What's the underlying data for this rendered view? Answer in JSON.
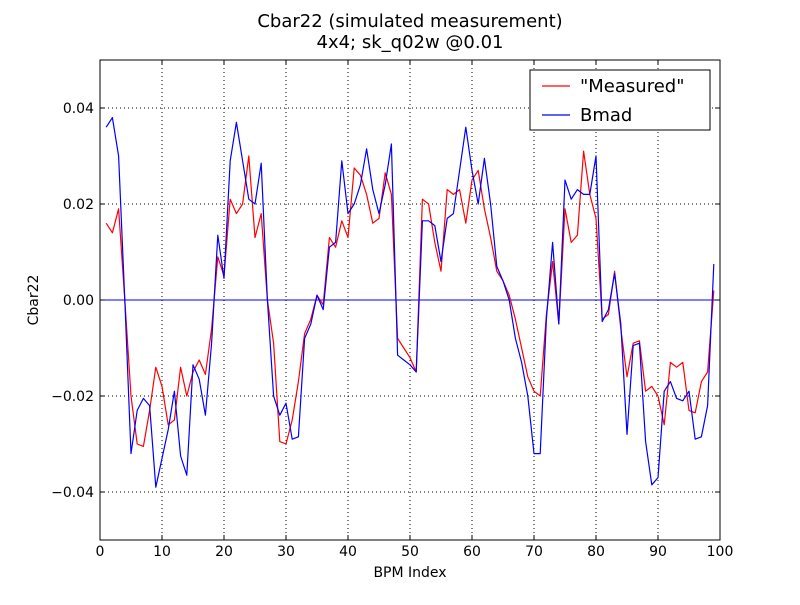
{
  "chart_data": {
    "type": "line",
    "title": "Cbar22 (simulated measurement)",
    "subtitle": "4x4; sk_q02w @0.01",
    "xlabel": "BPM Index",
    "ylabel": "Cbar22",
    "xlim": [
      0,
      100
    ],
    "ylim": [
      -0.05,
      0.05
    ],
    "xticks": [
      0,
      10,
      20,
      30,
      40,
      50,
      60,
      70,
      80,
      90,
      100
    ],
    "xtick_labels": [
      "0",
      "10",
      "20",
      "30",
      "40",
      "50",
      "60",
      "70",
      "80",
      "90",
      "100"
    ],
    "yticks": [
      -0.04,
      -0.02,
      0.0,
      0.02,
      0.04
    ],
    "ytick_labels": [
      "−0.04",
      "−0.02",
      "0.00",
      "0.02",
      "0.04"
    ],
    "grid": true,
    "legend_position": "top-right",
    "series": [
      {
        "name": "\"Measured\"",
        "color": "#ff0000",
        "x": [
          1,
          2,
          3,
          4,
          5,
          6,
          7,
          8,
          9,
          10,
          11,
          12,
          13,
          14,
          15,
          16,
          17,
          18,
          19,
          20,
          21,
          22,
          23,
          24,
          25,
          26,
          27,
          28,
          29,
          30,
          31,
          32,
          33,
          34,
          35,
          36,
          37,
          38,
          39,
          40,
          41,
          42,
          43,
          44,
          45,
          46,
          47,
          48,
          49,
          50,
          51,
          52,
          53,
          54,
          55,
          56,
          57,
          58,
          59,
          60,
          61,
          62,
          63,
          64,
          65,
          66,
          67,
          68,
          69,
          70,
          71,
          72,
          73,
          74,
          75,
          76,
          77,
          78,
          79,
          80,
          81,
          82,
          83,
          84,
          85,
          86,
          87,
          88,
          89,
          90,
          91,
          92,
          93,
          94,
          95,
          96,
          97,
          98,
          99
        ],
        "y": [
          0.016,
          0.014,
          0.019,
          0.0,
          -0.02,
          -0.03,
          -0.0305,
          -0.023,
          -0.014,
          -0.018,
          -0.026,
          -0.025,
          -0.014,
          -0.02,
          -0.015,
          -0.0125,
          -0.0155,
          -0.006,
          0.009,
          0.005,
          0.021,
          0.018,
          0.02,
          0.03,
          0.013,
          0.018,
          0.0,
          -0.009,
          -0.0295,
          -0.03,
          -0.025,
          -0.017,
          -0.007,
          -0.004,
          0.001,
          -0.001,
          0.013,
          0.011,
          0.0165,
          0.013,
          0.0275,
          0.026,
          0.022,
          0.016,
          0.017,
          0.0265,
          0.022,
          -0.008,
          -0.01,
          -0.012,
          -0.015,
          0.021,
          0.02,
          0.012,
          0.006,
          0.023,
          0.022,
          0.023,
          0.016,
          0.025,
          0.027,
          0.019,
          0.013,
          0.006,
          0.004,
          0.001,
          -0.004,
          -0.01,
          -0.016,
          -0.019,
          -0.02,
          -0.003,
          0.008,
          -0.005,
          0.019,
          0.012,
          0.0135,
          0.031,
          0.022,
          0.017,
          -0.004,
          -0.003,
          0.006,
          -0.006,
          -0.016,
          -0.009,
          -0.0085,
          -0.019,
          -0.018,
          -0.02,
          -0.026,
          -0.013,
          -0.014,
          -0.013,
          -0.023,
          -0.0235,
          -0.017,
          -0.015,
          0.002
        ]
      },
      {
        "name": "Bmad",
        "color": "#0000ff",
        "x": [
          1,
          2,
          3,
          4,
          5,
          6,
          7,
          8,
          9,
          10,
          11,
          12,
          13,
          14,
          15,
          16,
          17,
          18,
          19,
          20,
          21,
          22,
          23,
          24,
          25,
          26,
          27,
          28,
          29,
          30,
          31,
          32,
          33,
          34,
          35,
          36,
          37,
          38,
          39,
          40,
          41,
          42,
          43,
          44,
          45,
          46,
          47,
          48,
          49,
          50,
          51,
          52,
          53,
          54,
          55,
          56,
          57,
          58,
          59,
          60,
          61,
          62,
          63,
          64,
          65,
          66,
          67,
          68,
          69,
          70,
          71,
          72,
          73,
          74,
          75,
          76,
          77,
          78,
          79,
          80,
          81,
          82,
          83,
          84,
          85,
          86,
          87,
          88,
          89,
          90,
          91,
          92,
          93,
          94,
          95,
          96,
          97,
          98,
          99
        ],
        "y": [
          0.036,
          0.038,
          0.03,
          0.0,
          -0.032,
          -0.023,
          -0.0205,
          -0.022,
          -0.039,
          -0.033,
          -0.027,
          -0.019,
          -0.0325,
          -0.0365,
          -0.0135,
          -0.0165,
          -0.024,
          -0.009,
          0.0135,
          0.0045,
          0.029,
          0.037,
          0.029,
          0.021,
          0.02,
          0.0285,
          0.0,
          -0.02,
          -0.024,
          -0.0215,
          -0.029,
          -0.0285,
          -0.008,
          -0.005,
          0.001,
          -0.002,
          0.011,
          0.012,
          0.029,
          0.018,
          0.02,
          0.024,
          0.0315,
          0.023,
          0.018,
          0.024,
          0.0325,
          -0.0115,
          -0.0125,
          -0.0135,
          -0.015,
          0.0165,
          0.0165,
          0.0155,
          0.008,
          0.017,
          0.018,
          0.027,
          0.036,
          0.027,
          0.02,
          0.0295,
          0.02,
          0.007,
          0.004,
          0.0,
          -0.008,
          -0.013,
          -0.02,
          -0.032,
          -0.032,
          -0.004,
          0.012,
          -0.005,
          0.025,
          0.021,
          0.023,
          0.022,
          0.022,
          0.03,
          -0.0045,
          -0.002,
          0.0055,
          -0.005,
          -0.028,
          -0.0095,
          -0.009,
          -0.0295,
          -0.0385,
          -0.037,
          -0.019,
          -0.017,
          -0.0205,
          -0.021,
          -0.019,
          -0.029,
          -0.0285,
          -0.022,
          0.0075
        ]
      }
    ]
  }
}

Work to be completed:
Every line of the material is to be quoted exactly, with no pictures carried over.

Task response:
What's the underlying data for this rendered view? Answer in JSON.
{
  "chart_data": {
    "type": "line",
    "title": "Cbar22 (simulated measurement)",
    "subtitle": "4x4; sk_q02w @0.01",
    "xlabel": "BPM Index",
    "ylabel": "Cbar22",
    "xlim": [
      0,
      100
    ],
    "ylim": [
      -0.05,
      0.05
    ],
    "xticks": [
      0,
      10,
      20,
      30,
      40,
      50,
      60,
      70,
      80,
      90,
      100
    ],
    "xtick_labels": [
      "0",
      "10",
      "20",
      "30",
      "40",
      "50",
      "60",
      "70",
      "80",
      "90",
      "100"
    ],
    "yticks": [
      -0.04,
      -0.02,
      0.0,
      0.02,
      0.04
    ],
    "ytick_labels": [
      "−0.04",
      "−0.02",
      "0.00",
      "0.02",
      "0.04"
    ],
    "grid": true,
    "legend_position": "top-right",
    "series": [
      {
        "name": "\"Measured\"",
        "color": "#ff0000",
        "x": [
          1,
          2,
          3,
          4,
          5,
          6,
          7,
          8,
          9,
          10,
          11,
          12,
          13,
          14,
          15,
          16,
          17,
          18,
          19,
          20,
          21,
          22,
          23,
          24,
          25,
          26,
          27,
          28,
          29,
          30,
          31,
          32,
          33,
          34,
          35,
          36,
          37,
          38,
          39,
          40,
          41,
          42,
          43,
          44,
          45,
          46,
          47,
          48,
          49,
          50,
          51,
          52,
          53,
          54,
          55,
          56,
          57,
          58,
          59,
          60,
          61,
          62,
          63,
          64,
          65,
          66,
          67,
          68,
          69,
          70,
          71,
          72,
          73,
          74,
          75,
          76,
          77,
          78,
          79,
          80,
          81,
          82,
          83,
          84,
          85,
          86,
          87,
          88,
          89,
          90,
          91,
          92,
          93,
          94,
          95,
          96,
          97,
          98,
          99
        ],
        "y": [
          0.016,
          0.014,
          0.019,
          0.0,
          -0.02,
          -0.03,
          -0.0305,
          -0.023,
          -0.014,
          -0.018,
          -0.026,
          -0.025,
          -0.014,
          -0.02,
          -0.015,
          -0.0125,
          -0.0155,
          -0.006,
          0.009,
          0.005,
          0.021,
          0.018,
          0.02,
          0.03,
          0.013,
          0.018,
          0.0,
          -0.009,
          -0.0295,
          -0.03,
          -0.025,
          -0.017,
          -0.007,
          -0.004,
          0.001,
          -0.001,
          0.013,
          0.011,
          0.0165,
          0.013,
          0.0275,
          0.026,
          0.022,
          0.016,
          0.017,
          0.0265,
          0.022,
          -0.008,
          -0.01,
          -0.012,
          -0.015,
          0.021,
          0.02,
          0.012,
          0.006,
          0.023,
          0.022,
          0.023,
          0.016,
          0.025,
          0.027,
          0.019,
          0.013,
          0.006,
          0.004,
          0.001,
          -0.004,
          -0.01,
          -0.016,
          -0.019,
          -0.02,
          -0.003,
          0.008,
          -0.005,
          0.019,
          0.012,
          0.0135,
          0.031,
          0.022,
          0.017,
          -0.004,
          -0.003,
          0.006,
          -0.006,
          -0.016,
          -0.009,
          -0.0085,
          -0.019,
          -0.018,
          -0.02,
          -0.026,
          -0.013,
          -0.014,
          -0.013,
          -0.023,
          -0.0235,
          -0.017,
          -0.015,
          0.002
        ]
      },
      {
        "name": "Bmad",
        "color": "#0000ff",
        "x": [
          1,
          2,
          3,
          4,
          5,
          6,
          7,
          8,
          9,
          10,
          11,
          12,
          13,
          14,
          15,
          16,
          17,
          18,
          19,
          20,
          21,
          22,
          23,
          24,
          25,
          26,
          27,
          28,
          29,
          30,
          31,
          32,
          33,
          34,
          35,
          36,
          37,
          38,
          39,
          40,
          41,
          42,
          43,
          44,
          45,
          46,
          47,
          48,
          49,
          50,
          51,
          52,
          53,
          54,
          55,
          56,
          57,
          58,
          59,
          60,
          61,
          62,
          63,
          64,
          65,
          66,
          67,
          68,
          69,
          70,
          71,
          72,
          73,
          74,
          75,
          76,
          77,
          78,
          79,
          80,
          81,
          82,
          83,
          84,
          85,
          86,
          87,
          88,
          89,
          90,
          91,
          92,
          93,
          94,
          95,
          96,
          97,
          98,
          99
        ],
        "y": [
          0.036,
          0.038,
          0.03,
          0.0,
          -0.032,
          -0.023,
          -0.0205,
          -0.022,
          -0.039,
          -0.033,
          -0.027,
          -0.019,
          -0.0325,
          -0.0365,
          -0.0135,
          -0.0165,
          -0.024,
          -0.009,
          0.0135,
          0.0045,
          0.029,
          0.037,
          0.029,
          0.021,
          0.02,
          0.0285,
          0.0,
          -0.02,
          -0.024,
          -0.0215,
          -0.029,
          -0.0285,
          -0.008,
          -0.005,
          0.001,
          -0.002,
          0.011,
          0.012,
          0.029,
          0.018,
          0.02,
          0.024,
          0.0315,
          0.023,
          0.018,
          0.024,
          0.0325,
          -0.0115,
          -0.0125,
          -0.0135,
          -0.015,
          0.0165,
          0.0165,
          0.0155,
          0.008,
          0.017,
          0.018,
          0.027,
          0.036,
          0.027,
          0.02,
          0.0295,
          0.02,
          0.007,
          0.004,
          0.0,
          -0.008,
          -0.013,
          -0.02,
          -0.032,
          -0.032,
          -0.004,
          0.012,
          -0.005,
          0.025,
          0.021,
          0.023,
          0.022,
          0.022,
          0.03,
          -0.0045,
          -0.002,
          0.0055,
          -0.005,
          -0.028,
          -0.0095,
          -0.009,
          -0.0295,
          -0.0385,
          -0.037,
          -0.019,
          -0.017,
          -0.0205,
          -0.021,
          -0.019,
          -0.029,
          -0.0285,
          -0.022,
          0.0075
        ]
      }
    ]
  }
}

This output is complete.